Stored data
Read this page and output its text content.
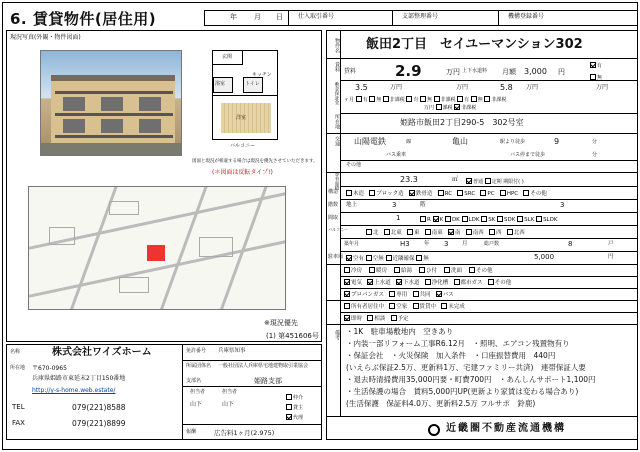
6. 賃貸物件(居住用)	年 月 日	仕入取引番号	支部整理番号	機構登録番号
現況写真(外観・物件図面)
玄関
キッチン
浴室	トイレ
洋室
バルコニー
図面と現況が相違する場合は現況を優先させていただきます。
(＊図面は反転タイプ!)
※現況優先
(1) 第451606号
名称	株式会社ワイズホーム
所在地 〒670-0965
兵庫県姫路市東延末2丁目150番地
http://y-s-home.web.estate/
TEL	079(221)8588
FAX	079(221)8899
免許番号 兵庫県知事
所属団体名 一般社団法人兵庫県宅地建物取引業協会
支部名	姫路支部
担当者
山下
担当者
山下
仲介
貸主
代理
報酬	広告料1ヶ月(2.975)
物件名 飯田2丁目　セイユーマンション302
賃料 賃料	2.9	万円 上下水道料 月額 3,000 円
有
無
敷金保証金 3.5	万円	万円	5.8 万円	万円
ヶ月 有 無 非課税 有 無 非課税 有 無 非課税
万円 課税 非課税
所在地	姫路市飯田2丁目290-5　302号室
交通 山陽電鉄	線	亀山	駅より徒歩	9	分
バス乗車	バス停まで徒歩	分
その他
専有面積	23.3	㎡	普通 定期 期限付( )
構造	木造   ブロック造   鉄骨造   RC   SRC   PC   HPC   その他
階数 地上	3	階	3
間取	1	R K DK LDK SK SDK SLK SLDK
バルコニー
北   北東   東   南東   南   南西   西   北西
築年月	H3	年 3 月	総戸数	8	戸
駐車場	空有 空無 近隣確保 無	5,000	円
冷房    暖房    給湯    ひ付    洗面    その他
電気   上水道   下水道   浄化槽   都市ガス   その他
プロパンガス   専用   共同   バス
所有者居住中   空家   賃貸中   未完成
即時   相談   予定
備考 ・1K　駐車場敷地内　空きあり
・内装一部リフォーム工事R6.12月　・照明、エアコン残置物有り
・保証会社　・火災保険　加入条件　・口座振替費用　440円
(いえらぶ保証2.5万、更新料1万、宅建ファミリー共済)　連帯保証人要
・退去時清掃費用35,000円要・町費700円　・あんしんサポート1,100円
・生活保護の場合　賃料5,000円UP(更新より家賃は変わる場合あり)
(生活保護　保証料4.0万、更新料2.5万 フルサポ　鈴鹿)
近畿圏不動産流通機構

==

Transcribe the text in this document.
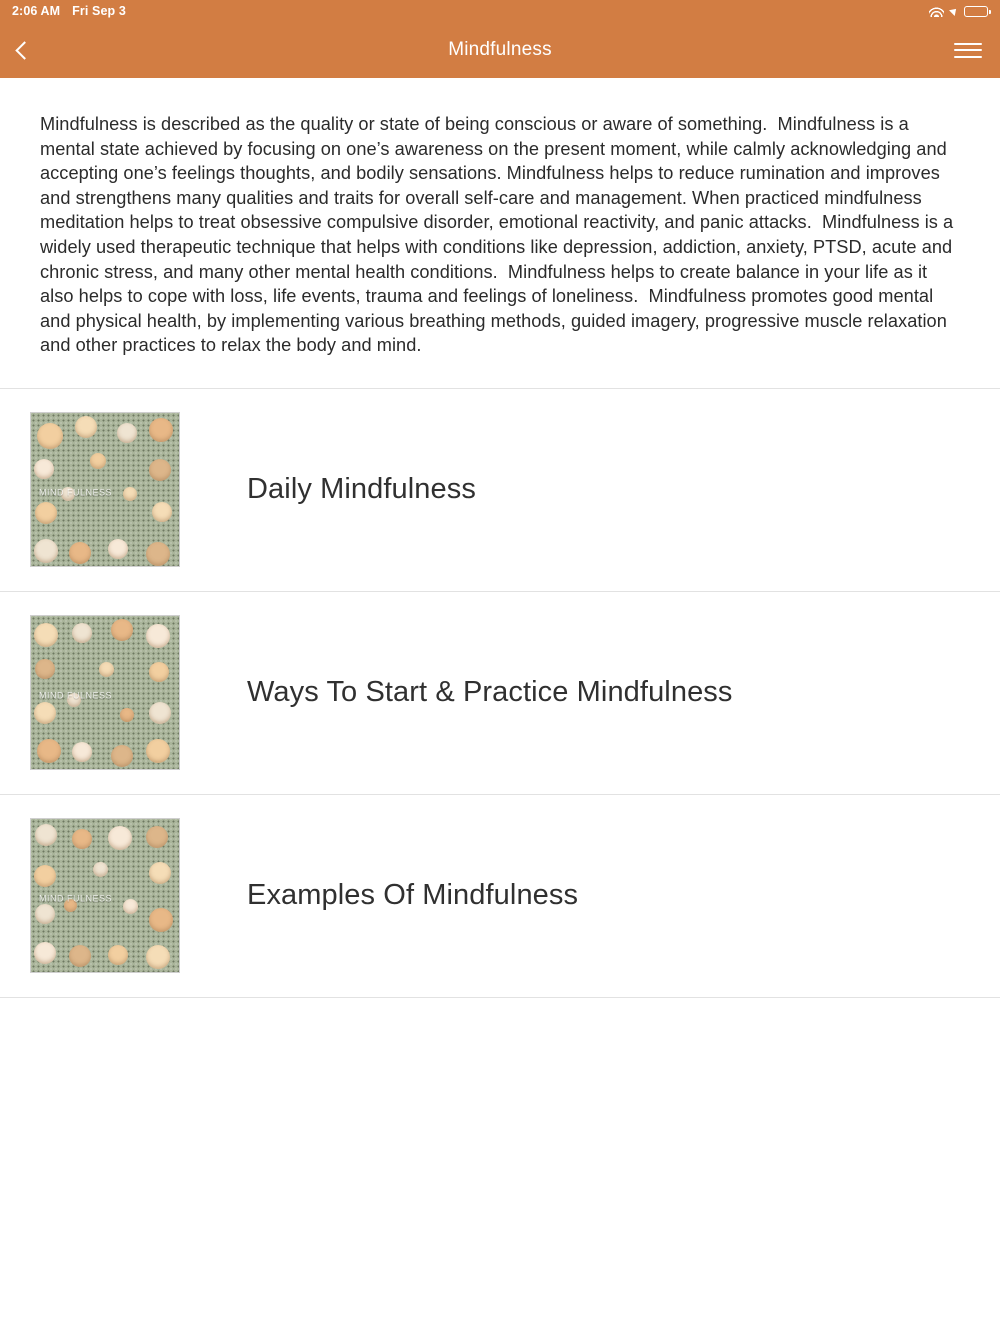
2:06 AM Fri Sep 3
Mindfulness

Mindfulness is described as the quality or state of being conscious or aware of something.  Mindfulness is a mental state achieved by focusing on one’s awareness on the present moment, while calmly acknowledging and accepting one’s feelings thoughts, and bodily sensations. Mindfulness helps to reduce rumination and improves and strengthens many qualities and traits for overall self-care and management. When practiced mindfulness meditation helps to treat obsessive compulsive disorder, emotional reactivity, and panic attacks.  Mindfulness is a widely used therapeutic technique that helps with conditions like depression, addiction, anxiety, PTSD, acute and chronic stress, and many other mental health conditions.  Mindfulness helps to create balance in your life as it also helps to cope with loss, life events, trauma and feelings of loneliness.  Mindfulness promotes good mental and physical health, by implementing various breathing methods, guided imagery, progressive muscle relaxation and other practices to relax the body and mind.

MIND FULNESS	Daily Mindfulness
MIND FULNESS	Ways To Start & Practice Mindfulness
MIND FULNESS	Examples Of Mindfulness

--

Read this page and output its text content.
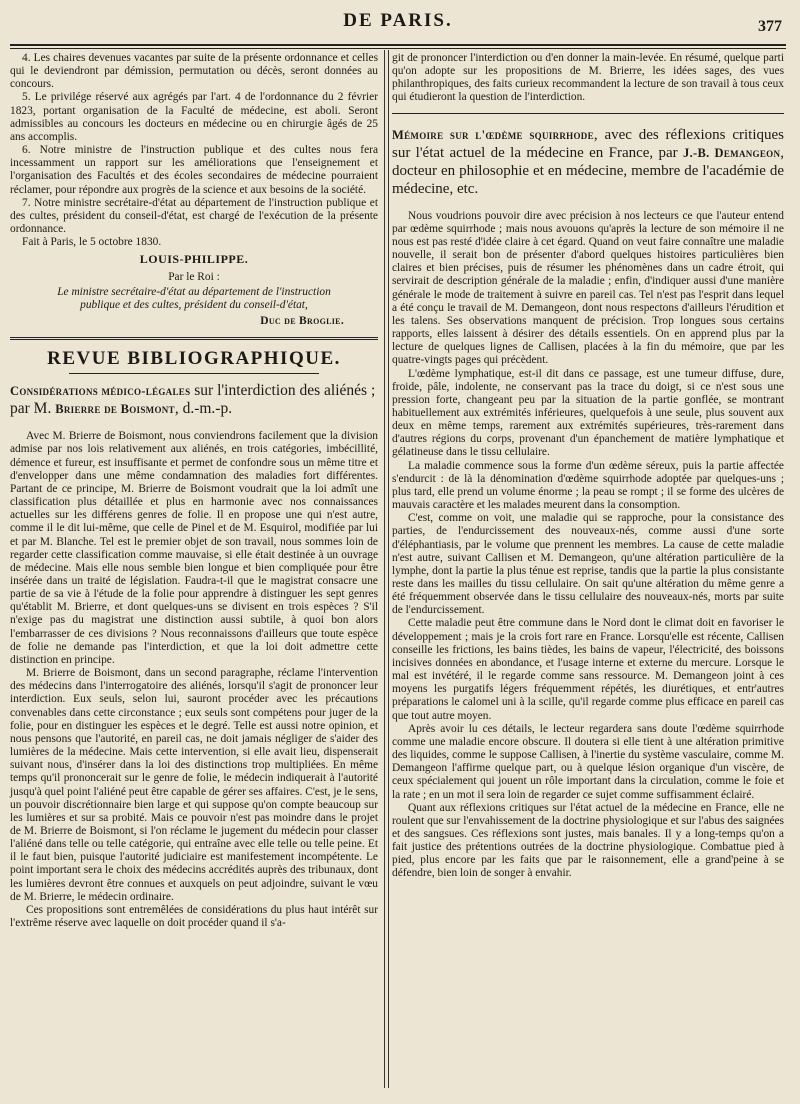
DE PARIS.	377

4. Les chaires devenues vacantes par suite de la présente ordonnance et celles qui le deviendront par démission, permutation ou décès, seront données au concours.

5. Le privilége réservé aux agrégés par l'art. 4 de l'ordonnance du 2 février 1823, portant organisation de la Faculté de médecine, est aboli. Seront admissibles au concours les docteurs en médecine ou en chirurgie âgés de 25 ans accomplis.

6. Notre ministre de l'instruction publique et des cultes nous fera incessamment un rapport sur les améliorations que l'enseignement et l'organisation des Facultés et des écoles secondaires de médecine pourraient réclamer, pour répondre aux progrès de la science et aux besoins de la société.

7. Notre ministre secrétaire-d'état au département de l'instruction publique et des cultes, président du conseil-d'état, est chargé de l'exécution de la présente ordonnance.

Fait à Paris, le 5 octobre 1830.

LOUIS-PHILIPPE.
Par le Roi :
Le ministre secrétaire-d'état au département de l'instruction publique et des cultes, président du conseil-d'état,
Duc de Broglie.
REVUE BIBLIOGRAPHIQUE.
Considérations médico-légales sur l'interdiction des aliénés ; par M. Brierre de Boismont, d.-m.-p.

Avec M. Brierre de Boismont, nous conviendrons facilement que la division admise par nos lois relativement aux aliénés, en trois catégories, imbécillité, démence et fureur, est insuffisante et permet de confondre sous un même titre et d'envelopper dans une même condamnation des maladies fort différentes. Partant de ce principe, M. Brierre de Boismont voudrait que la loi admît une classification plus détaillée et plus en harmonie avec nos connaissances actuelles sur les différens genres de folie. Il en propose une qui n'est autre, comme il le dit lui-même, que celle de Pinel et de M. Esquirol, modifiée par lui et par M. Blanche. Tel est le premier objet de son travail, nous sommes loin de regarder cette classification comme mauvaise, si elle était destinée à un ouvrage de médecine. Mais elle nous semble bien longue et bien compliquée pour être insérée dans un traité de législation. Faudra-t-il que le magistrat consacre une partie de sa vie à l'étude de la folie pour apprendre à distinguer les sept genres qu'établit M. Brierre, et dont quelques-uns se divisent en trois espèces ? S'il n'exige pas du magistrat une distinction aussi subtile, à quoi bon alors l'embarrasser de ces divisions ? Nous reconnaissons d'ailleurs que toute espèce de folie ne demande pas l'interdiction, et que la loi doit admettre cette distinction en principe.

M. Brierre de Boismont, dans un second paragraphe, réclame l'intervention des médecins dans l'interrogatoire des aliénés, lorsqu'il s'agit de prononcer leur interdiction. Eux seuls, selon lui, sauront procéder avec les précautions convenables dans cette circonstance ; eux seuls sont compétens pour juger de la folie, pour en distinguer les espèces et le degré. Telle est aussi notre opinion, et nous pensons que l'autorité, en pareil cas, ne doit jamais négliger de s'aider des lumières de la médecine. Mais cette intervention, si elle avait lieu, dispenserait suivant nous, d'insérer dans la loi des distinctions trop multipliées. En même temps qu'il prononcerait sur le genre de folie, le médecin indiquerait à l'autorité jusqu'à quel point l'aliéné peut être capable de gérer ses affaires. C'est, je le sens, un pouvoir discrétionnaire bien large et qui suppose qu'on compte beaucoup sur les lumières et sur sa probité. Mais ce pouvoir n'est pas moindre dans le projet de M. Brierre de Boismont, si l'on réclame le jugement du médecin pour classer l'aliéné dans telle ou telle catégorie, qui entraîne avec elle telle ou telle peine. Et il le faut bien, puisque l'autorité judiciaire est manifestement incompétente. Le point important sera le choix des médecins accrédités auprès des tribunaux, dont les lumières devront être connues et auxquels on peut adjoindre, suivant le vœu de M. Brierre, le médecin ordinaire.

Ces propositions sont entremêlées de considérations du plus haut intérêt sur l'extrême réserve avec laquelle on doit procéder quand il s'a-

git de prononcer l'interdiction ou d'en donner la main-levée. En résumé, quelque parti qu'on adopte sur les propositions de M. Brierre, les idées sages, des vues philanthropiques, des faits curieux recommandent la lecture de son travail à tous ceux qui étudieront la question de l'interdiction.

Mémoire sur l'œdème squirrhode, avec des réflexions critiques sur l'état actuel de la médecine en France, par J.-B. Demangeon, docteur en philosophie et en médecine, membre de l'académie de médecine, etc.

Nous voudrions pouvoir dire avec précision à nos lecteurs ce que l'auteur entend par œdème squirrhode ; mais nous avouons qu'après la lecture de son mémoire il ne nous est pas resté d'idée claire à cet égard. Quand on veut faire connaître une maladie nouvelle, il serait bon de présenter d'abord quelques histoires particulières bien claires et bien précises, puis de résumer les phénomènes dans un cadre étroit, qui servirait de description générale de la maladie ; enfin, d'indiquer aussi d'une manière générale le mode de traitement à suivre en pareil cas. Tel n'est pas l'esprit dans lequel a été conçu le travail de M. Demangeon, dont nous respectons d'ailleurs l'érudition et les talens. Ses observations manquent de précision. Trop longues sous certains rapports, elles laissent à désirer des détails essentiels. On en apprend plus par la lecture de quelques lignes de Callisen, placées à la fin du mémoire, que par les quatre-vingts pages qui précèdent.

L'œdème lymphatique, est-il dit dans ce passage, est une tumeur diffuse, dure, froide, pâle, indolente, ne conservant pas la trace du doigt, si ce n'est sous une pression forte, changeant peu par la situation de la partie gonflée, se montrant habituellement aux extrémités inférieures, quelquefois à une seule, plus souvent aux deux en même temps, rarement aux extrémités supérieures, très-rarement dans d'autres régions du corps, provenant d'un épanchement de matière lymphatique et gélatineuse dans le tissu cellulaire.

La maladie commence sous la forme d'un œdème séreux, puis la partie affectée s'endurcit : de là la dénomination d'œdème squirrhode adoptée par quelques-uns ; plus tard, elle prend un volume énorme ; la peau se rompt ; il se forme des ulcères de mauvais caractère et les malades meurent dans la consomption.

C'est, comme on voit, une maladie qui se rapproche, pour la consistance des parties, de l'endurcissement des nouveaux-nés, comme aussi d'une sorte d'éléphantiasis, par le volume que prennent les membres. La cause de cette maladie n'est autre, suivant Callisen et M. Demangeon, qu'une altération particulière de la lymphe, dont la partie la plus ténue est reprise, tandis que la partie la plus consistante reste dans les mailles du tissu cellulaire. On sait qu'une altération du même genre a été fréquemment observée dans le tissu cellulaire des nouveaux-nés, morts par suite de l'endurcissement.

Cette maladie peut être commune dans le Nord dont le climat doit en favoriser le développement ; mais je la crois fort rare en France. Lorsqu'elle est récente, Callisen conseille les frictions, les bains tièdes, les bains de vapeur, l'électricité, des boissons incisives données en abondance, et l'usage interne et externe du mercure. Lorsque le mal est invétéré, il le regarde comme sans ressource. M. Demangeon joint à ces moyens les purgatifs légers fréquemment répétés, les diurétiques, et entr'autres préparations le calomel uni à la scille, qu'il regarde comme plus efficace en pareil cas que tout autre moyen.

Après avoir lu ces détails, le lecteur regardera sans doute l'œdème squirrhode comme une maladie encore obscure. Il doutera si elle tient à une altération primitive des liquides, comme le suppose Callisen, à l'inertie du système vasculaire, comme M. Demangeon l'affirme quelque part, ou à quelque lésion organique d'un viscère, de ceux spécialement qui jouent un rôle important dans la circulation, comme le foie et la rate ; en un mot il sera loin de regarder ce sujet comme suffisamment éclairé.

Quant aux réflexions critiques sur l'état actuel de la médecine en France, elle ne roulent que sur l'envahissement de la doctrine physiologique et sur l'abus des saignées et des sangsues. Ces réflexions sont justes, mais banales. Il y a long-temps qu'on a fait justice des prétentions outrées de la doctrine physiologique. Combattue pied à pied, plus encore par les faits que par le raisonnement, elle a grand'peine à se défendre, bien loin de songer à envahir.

*Required task*. Go through the data above and find the lines with the word "organisation". Copy each of those lines.

*Task answer*.
5. Le privilége réservé aux agrégés par l'art. 4 de l'ordonnance du 2 février 1823, portant organisation de la Faculté de médecine, est aboli. Seront admissibles au concours les docteurs en médecine ou en chirurgie âgés de 25 ans accomplis.
6. Notre ministre de l'instruction publique et des cultes nous fera incessamment un rapport sur les améliorations que l'enseignement et l'organisation des Facultés et des écoles secondaires de médecine pourraient réclamer, pour répondre aux progrès de la science et aux besoins de la société.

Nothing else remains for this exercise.